Se siete interessati potete visitare il sito di Amazon cliccando su questo tasto QUI!


COMUNICAZIONE DI SERVIZIO

SBARRAMENTO CONTRO GLI INTRUSI

Da diverso tempo il BLOG è preso d'assalto da un misterioso meccanismo di computer che invia a raffica insensati commenti in inglese. Su consiglio di Doretti e di Laura abbiamo provato ad inserire uno sbarramento che funziona in questo modo: chi scrive per giungere a pubblicare un commento sul Blog deve preventivamente digitare una brevissima scritta, che apparirà automaticamente ogni volta che si aprirà la voce "Commenti". Poiché questa rapida operazione esige un intervento umano non può automaticamente essere portata a termine da un robot ed implica  comunque che un essere umano voglia interferire offrendo un minimo di "manipolazione".
Mi rendo conto che può sembrare noioso a chi vuole inserire nel Blog un suo commento, ma è un esperimento che facciamo nella speranza di dirottare i maligni disturbatori automatici.
Se non dovesse funzionare o se destasse proteste e rimproveri provvederemo ad annullare l'intera (piccola) operazione difensiva.


L'OSSERVATORE GENOVESE

Come d'abitudine appongo qui di seguito la puntata domenicale della mia rubrica "Visto con il Monocolo" per il Corriere Mercantile. Mi auguro che l'argomento, pur nella sua futilità, possa interessare a qualcuno. Approfitto dell'occasione per far presente che sto terminando uno dei due libri che ho in preparazione e che spero di consegnarlo all'editore entro giugno. Dopo essermi liberato di questo piccolo incubo portatile potrò occuparmi di nuovo,  e di più, del Blog e dei suoi affezionati lettori. Molti cordiali saluti a tutti.

§ **Estratto dei dati**
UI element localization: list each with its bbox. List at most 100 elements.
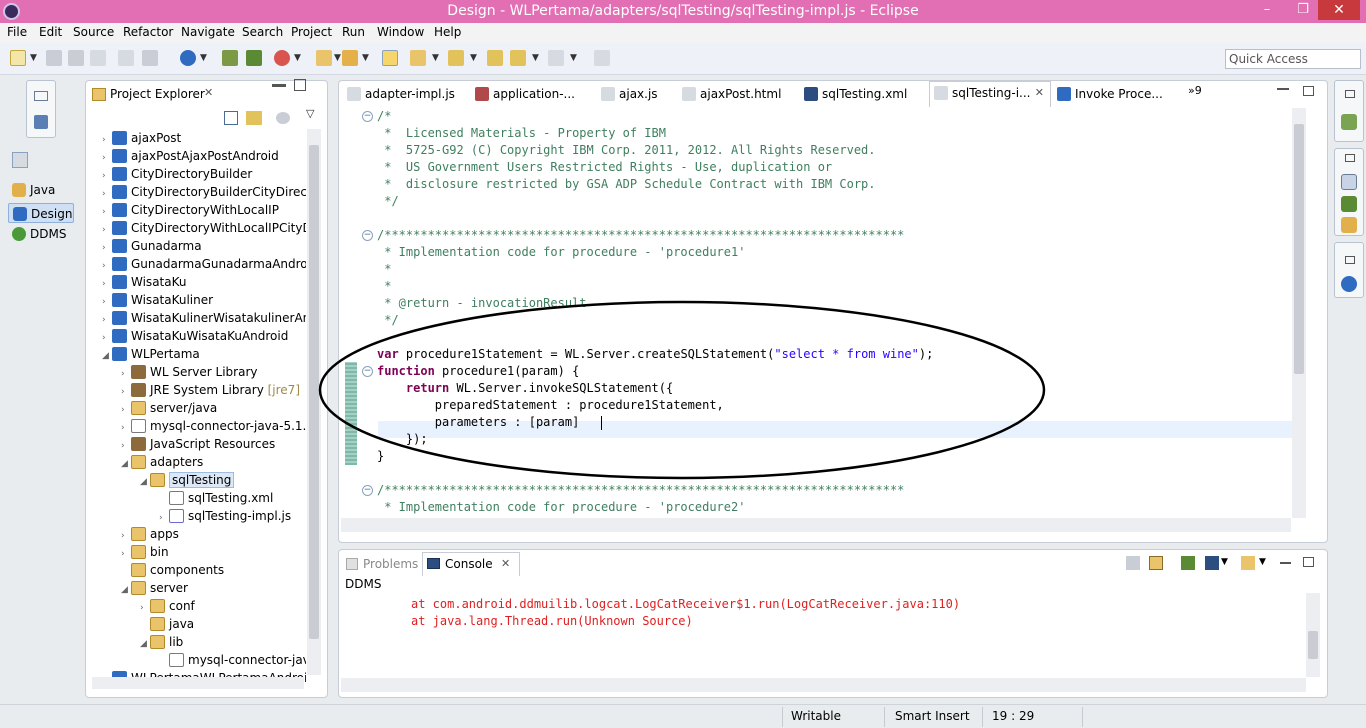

§ **Compito**
Puoi proseguire il post del blog sullo sbarramento contro gli intrusi e sulla rubrica domenicale, ripartendo subito dopo «Molti cordiali saluti a tutti.»?

§ **Risultato dell'esercizio**
VISTO CON IL MONOCOLO

QUEL CHE CONTA OGGI E' APPARIRE IN TELEVISIONE
Ho conosciuto qualche giornalista, volenteroso ma tendenzialmente ignorante, che iniziando a scrivere, diceva ai colleghi: “Mi manca l’incomincio”. Confesso di trovarmi quasi nella stessa situazione perché, quasi per caso, ho scoperto che tramite internet si possono scoprire moltissime cose su due “disturbatori professionisti”, i quali da anni appaiono in televisione con misteriosa e micidiale regolarità. L’uno è il più noto Gabriele Paolini nato a Milano nel 1964 (padre generale e mamma cantante lirica) che si è definito “il profeta del condom”, ha un suo sito, irrompe di continuo in programmi televisivi, soprattutto nelle dirette giornalistiche, ha collezionato molte denunce e condanne a diversi anni di carcere (ma c’è stato veramente?), è citato nei Guinness dei primati e una volta è stato preso a calci in diretta dal giornalista Fraiese. Da diversi anni è affiancato da un concorrente (con cui non si parlano da tempo): si chiama Mauro Fortini, romano, lo si vede ormai quotidianamente in tutti i telegiornali (è quell’uomo di mezza età, dall’aria addolorata, che spesso tiene in mano un taccuino palesemente inutile ed è sempre a ridosso dell’intervistato). Anche lui è largamente ritrovabile in internet, si scopre che, contrariamente a Paolini, non vuole disturbare e si propone soprattutto di apparire anche lui nel Guinness dei primati. Dice di aver collezionato fino ad oggi 38mila apparizioni e in 12 anni di non aver mai avuto un mese di buco (a casa, con due televisori e vecchi videoregistratori ormai fuori commercio, colleziona tutte le immagini che lo riguardano). Sembra essere di condizioni modeste ma non lavora e grazie, ad una sistematica ricerca compiuta ogni mattina presso i palazzi del potere, è più aggiornato lui sui movimenti degli uomini politici che gli stessi giornalisti veri (molti dei quali lo consultano periodicamente per essere informati in tempo).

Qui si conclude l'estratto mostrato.